» **Problem to solve**
Repeat the data verbatim.

┄┄┄┄┄┄┄┄┄┄┄┄┄┄┄┄┄┄┄┄

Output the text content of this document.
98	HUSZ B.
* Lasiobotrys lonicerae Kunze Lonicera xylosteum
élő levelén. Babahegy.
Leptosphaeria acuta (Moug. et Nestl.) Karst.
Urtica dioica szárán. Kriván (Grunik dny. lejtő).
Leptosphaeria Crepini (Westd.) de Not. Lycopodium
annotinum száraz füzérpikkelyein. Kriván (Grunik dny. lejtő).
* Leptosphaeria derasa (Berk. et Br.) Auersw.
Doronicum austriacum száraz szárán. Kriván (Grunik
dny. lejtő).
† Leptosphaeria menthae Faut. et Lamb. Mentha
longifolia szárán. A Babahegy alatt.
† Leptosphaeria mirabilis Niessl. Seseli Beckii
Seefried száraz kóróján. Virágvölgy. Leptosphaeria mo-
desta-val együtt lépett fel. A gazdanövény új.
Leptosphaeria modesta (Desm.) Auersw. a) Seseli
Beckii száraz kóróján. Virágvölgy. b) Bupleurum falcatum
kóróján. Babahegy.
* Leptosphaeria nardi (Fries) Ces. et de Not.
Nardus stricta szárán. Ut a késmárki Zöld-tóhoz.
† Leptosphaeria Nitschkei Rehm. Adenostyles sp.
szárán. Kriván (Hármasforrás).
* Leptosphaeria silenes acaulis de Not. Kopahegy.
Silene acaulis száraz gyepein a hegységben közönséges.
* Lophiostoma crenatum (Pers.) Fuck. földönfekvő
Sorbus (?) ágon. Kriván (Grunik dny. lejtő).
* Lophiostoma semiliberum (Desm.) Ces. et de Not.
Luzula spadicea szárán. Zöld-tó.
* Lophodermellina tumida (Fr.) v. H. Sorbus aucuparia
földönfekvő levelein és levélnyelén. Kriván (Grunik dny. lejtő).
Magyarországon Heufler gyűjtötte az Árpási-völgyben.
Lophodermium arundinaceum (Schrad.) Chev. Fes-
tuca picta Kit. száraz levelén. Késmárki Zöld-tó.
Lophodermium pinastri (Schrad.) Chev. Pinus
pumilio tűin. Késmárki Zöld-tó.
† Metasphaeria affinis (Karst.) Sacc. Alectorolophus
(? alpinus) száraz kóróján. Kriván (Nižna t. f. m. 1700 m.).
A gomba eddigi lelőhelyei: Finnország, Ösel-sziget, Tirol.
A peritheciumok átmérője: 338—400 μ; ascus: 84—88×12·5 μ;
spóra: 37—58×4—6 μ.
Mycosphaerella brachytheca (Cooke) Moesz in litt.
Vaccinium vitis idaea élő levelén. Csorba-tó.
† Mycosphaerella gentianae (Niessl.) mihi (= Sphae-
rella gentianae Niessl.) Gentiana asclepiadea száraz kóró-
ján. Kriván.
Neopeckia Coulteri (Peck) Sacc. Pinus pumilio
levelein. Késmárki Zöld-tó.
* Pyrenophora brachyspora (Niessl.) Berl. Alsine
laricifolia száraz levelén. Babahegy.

┄┄┄┄┄┄┄┄┄┄┄┄┄┄┄┄┄┄┄┄

» **Correct result**
Output the text content of this document.
98	HUSZ B.
* Lasiobotrys lonicerae Kunze Lonicera xylosteum
élő levelén. Babahegy.
Leptosphaeria acuta (Moug. et Nestl.) Karst.
Urtica dioica szárán. Kriván (Grunik dny. lejtő).
Leptosphaeria Crepini (Westd.) de Not. Lycopodium
annotinum száraz füzérpikkelyein. Kriván (Grunik dny. lejtő).
* Leptosphaeria derasa (Berk. et Br.) Auersw.
Doronicum austriacum száraz szárán. Kriván (Grunik
dny. lejtő).
† Leptosphaeria menthae Faut. et Lamb. Mentha
longifolia szárán. A Babahegy alatt.
† Leptosphaeria mirabilis Niessl. Seseli Beckii
Seefried száraz kóróján. Virágvölgy. Leptosphaeria mo-
desta-val együtt lépett fel. A gazdanövény új.
Leptosphaeria modesta (Desm.) Auersw. a) Seseli
Beckii száraz kóróján. Virágvölgy. b) Bupleurum falcatum
kóróján. Babahegy.
* Leptosphaeria nardi (Fries) Ces. et de Not.
Nardus stricta szárán. Ut a késmárki Zöld-tóhoz.
† Leptosphaeria Nitschkei Rehm. Adenostyles sp.
szárán. Kriván (Hármasforrás).
* Leptosphaeria silenes acaulis de Not. Kopahegy.
Silene acaulis száraz gyepein a hegységben közönséges.
* Lophiostoma crenatum (Pers.) Fuck. földönfekvő
Sorbus (?) ágon. Kriván (Grunik dny. lejtő).
* Lophiostoma semiliberum (Desm.) Ces. et de Not.
Luzula spadicea szárán. Zöld-tó.
* Lophodermellina tumida (Fr.) v. H. Sorbus aucuparia
földönfekvő levelein és levélnyelén. Kriván (Grunik dny. lejtő).
Magyarországon Heufler gyűjtötte az Árpási-völgyben.
Lophodermium arundinaceum (Schrad.) Chev. Fes-
tuca picta Kit. száraz levelén. Késmárki Zöld-tó.
Lophodermium pinastri (Schrad.) Chev. Pinus
pumilio tűin. Késmárki Zöld-tó.
† Metasphaeria affinis (Karst.) Sacc. Alectorolophus
(? alpinus) száraz kóróján. Kriván (Nižna t. f. m. 1700 m.).
A gomba eddigi lelőhelyei: Finnország, Ösel-sziget, Tirol.
A peritheciumok átmérője: 338—400 μ; ascus: 84—88×12·5 μ;
spóra: 37—58×4—6 μ.
Mycosphaerella brachytheca (Cooke) Moesz in litt.
Vaccinium vitis idaea élő levelén. Csorba-tó.
† Mycosphaerella gentianae (Niessl.) mihi (= Sphae-
rella gentianae Niessl.) Gentiana asclepiadea száraz kóró-
ján. Kriván.
Neopeckia Coulteri (Peck) Sacc. Pinus pumilio
levelein. Késmárki Zöld-tó.
* Pyrenophora brachyspora (Niessl.) Berl. Alsine
laricifolia száraz levelén. Babahegy.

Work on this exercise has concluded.